---------- Material shown
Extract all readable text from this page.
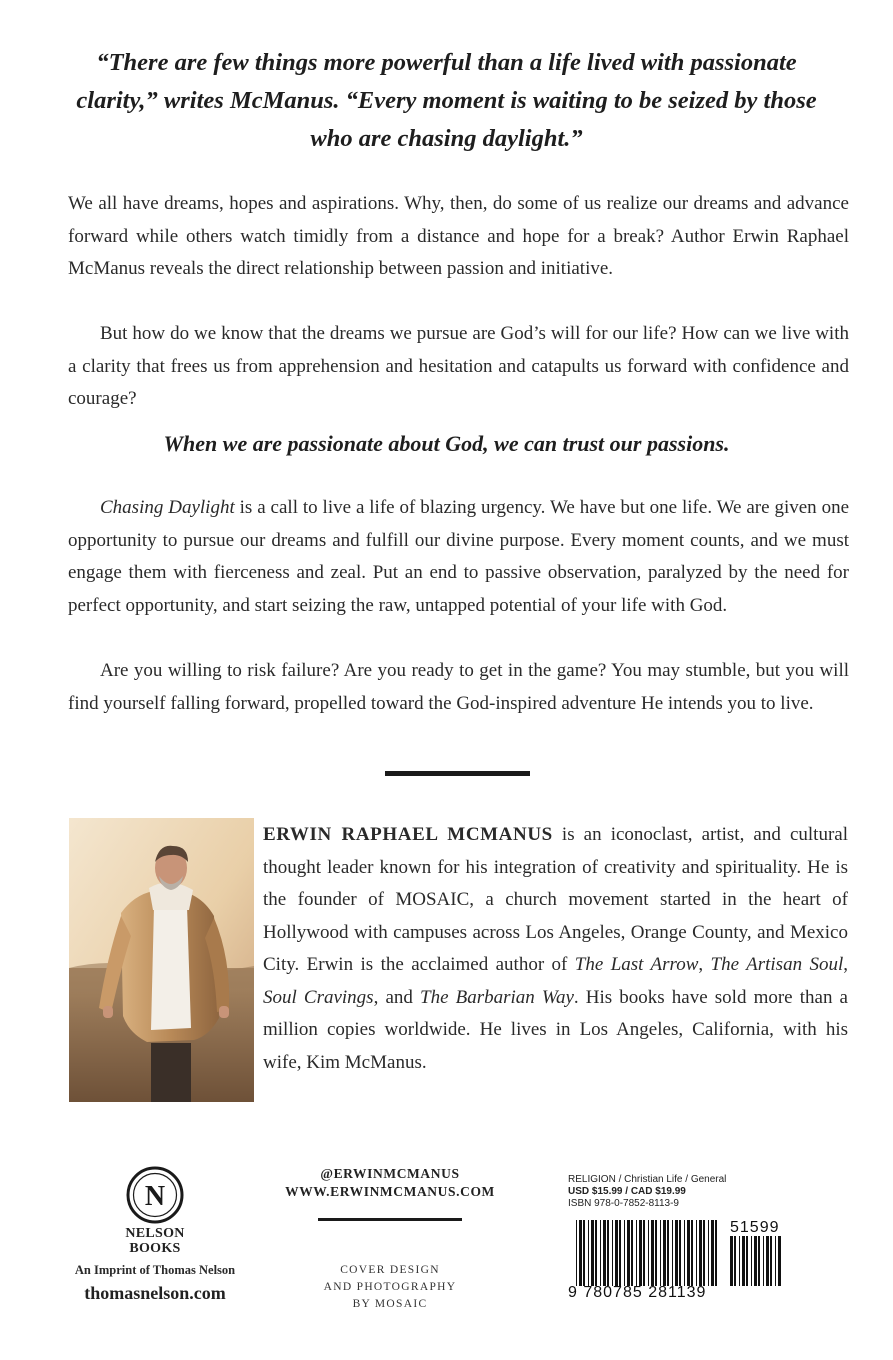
“There are few things more powerful than a life lived with passionate clarity,” writes McManus. “Every moment is waiting to be seized by those who are chasing daylight.”
We all have dreams, hopes and aspirations. Why, then, do some of us realize our dreams and advance forward while others watch timidly from a distance and hope for a break? Author Erwin Raphael McManus reveals the direct relationship between passion and initiative.
But how do we know that the dreams we pursue are God’s will for our life? How can we live with a clarity that frees us from apprehension and hesitation and catapults us forward with confidence and courage?
When we are passionate about God, we can trust our passions.
Chasing Daylight is a call to live a life of blazing urgency. We have but one life. We are given one opportunity to pursue our dreams and fulfill our divine purpose. Every moment counts, and we must engage them with fierceness and zeal. Put an end to passive observation, paralyzed by the need for perfect opportunity, and start seizing the raw, untapped potential of your life with God.
Are you willing to risk failure? Are you ready to get in the game? You may stumble, but you will find yourself falling forward, propelled toward the God-inspired adventure He intends you to live.
ERWIN RAPHAEL MCMANUS is an iconoclast, artist, and cultural thought leader known for his integration of creativity and spirituality. He is the founder of MOSAIC, a church movement started in the heart of Hollywood with campuses across Los Angeles, Orange County, and Mexico City. Erwin is the acclaimed author of The Last Arrow, The Artisan Soul, Soul Cravings, and The Barbarian Way. His books have sold more than a million copies worldwide. He lives in Los Angeles, California, with his wife, Kim McManus.
N
NELSON
BOOKS
An Imprint of Thomas Nelson
thomasnelson.com
@ERWINMCMANUS
WWW.ERWINMCMANUS.COM
COVER DESIGN
AND PHOTOGRAPHY
BY MOSAIC
RELIGION / Christian Life / General
USD $15.99 / CAD $19.99
ISBN 978-0-7852-8113-9
51599
9 780785 281139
--------------------
## Problem
Can you repeat every record above exactly, apart from the pictures?

## Solution to this exercise
Extract all readable text from this page.
“There are few things more powerful than a life lived with passionate clarity,” writes McManus. “Every moment is waiting to be seized by those who are chasing daylight.”
We all have dreams, hopes and aspirations. Why, then, do some of us realize our dreams and advance forward while others watch timidly from a distance and hope for a break? Author Erwin Raphael McManus reveals the direct relationship between passion and initiative.
But how do we know that the dreams we pursue are God’s will for our life? How can we live with a clarity that frees us from apprehension and hesitation and catapults us forward with confidence and courage?
When we are passionate about God, we can trust our passions.
Chasing Daylight is a call to live a life of blazing urgency. We have but one life. We are given one opportunity to pursue our dreams and fulfill our divine purpose. Every moment counts, and we must engage them with fierceness and zeal. Put an end to passive observation, paralyzed by the need for perfect opportunity, and start seizing the raw, untapped potential of your life with God.
Are you willing to risk failure? Are you ready to get in the game? You may stumble, but you will find yourself falling forward, propelled toward the God-inspired adventure He intends you to live.
ERWIN RAPHAEL MCMANUS is an iconoclast, artist, and cultural thought leader known for his integration of creativity and spirituality. He is the founder of MOSAIC, a church movement started in the heart of Hollywood with campuses across Los Angeles, Orange County, and Mexico City. Erwin is the acclaimed author of The Last Arrow, The Artisan Soul, Soul Cravings, and The Barbarian Way. His books have sold more than a million copies worldwide. He lives in Los Angeles, California, with his wife, Kim McManus.
N
NELSON
BOOKS
An Imprint of Thomas Nelson
thomasnelson.com
@ERWINMCMANUS
WWW.ERWINMCMANUS.COM
COVER DESIGN
AND PHOTOGRAPHY
BY MOSAIC
RELIGION / Christian Life / General
USD $15.99 / CAD $19.99
ISBN 978-0-7852-8113-9
51599
9 780785 281139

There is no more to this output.